— Goal of the exercise —
Look for "count" in the listing below. Gather each line that contains it.

(Records from a data source)
=====

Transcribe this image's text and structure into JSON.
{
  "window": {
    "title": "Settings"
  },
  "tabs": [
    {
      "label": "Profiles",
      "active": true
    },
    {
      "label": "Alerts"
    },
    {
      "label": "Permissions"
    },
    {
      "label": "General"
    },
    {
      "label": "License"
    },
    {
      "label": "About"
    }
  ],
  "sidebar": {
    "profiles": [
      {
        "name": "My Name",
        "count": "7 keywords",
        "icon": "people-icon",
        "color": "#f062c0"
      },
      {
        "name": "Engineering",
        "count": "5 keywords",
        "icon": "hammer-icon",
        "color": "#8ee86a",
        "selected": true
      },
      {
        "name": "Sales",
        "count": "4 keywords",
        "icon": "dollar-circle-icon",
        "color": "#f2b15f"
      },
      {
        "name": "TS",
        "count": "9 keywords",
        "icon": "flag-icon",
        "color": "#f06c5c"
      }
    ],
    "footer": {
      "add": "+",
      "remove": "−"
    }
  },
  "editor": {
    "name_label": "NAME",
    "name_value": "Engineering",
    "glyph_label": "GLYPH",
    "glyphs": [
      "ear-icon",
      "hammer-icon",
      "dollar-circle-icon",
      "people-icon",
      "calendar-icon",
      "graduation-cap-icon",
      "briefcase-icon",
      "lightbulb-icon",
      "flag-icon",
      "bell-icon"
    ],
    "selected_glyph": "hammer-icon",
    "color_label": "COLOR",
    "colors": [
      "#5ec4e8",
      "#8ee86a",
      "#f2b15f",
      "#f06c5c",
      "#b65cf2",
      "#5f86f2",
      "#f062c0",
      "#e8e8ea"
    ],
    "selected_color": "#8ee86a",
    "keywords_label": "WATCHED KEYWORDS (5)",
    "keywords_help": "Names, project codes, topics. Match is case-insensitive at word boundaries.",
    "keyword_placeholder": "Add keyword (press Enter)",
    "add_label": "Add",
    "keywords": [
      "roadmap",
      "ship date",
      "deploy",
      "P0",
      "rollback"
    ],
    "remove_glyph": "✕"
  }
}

=====

— Exercise output —
        "count": "7 keywords",
        "count": "5 keywords",
        "count": "4 keywords",
        "count": "9 keywords",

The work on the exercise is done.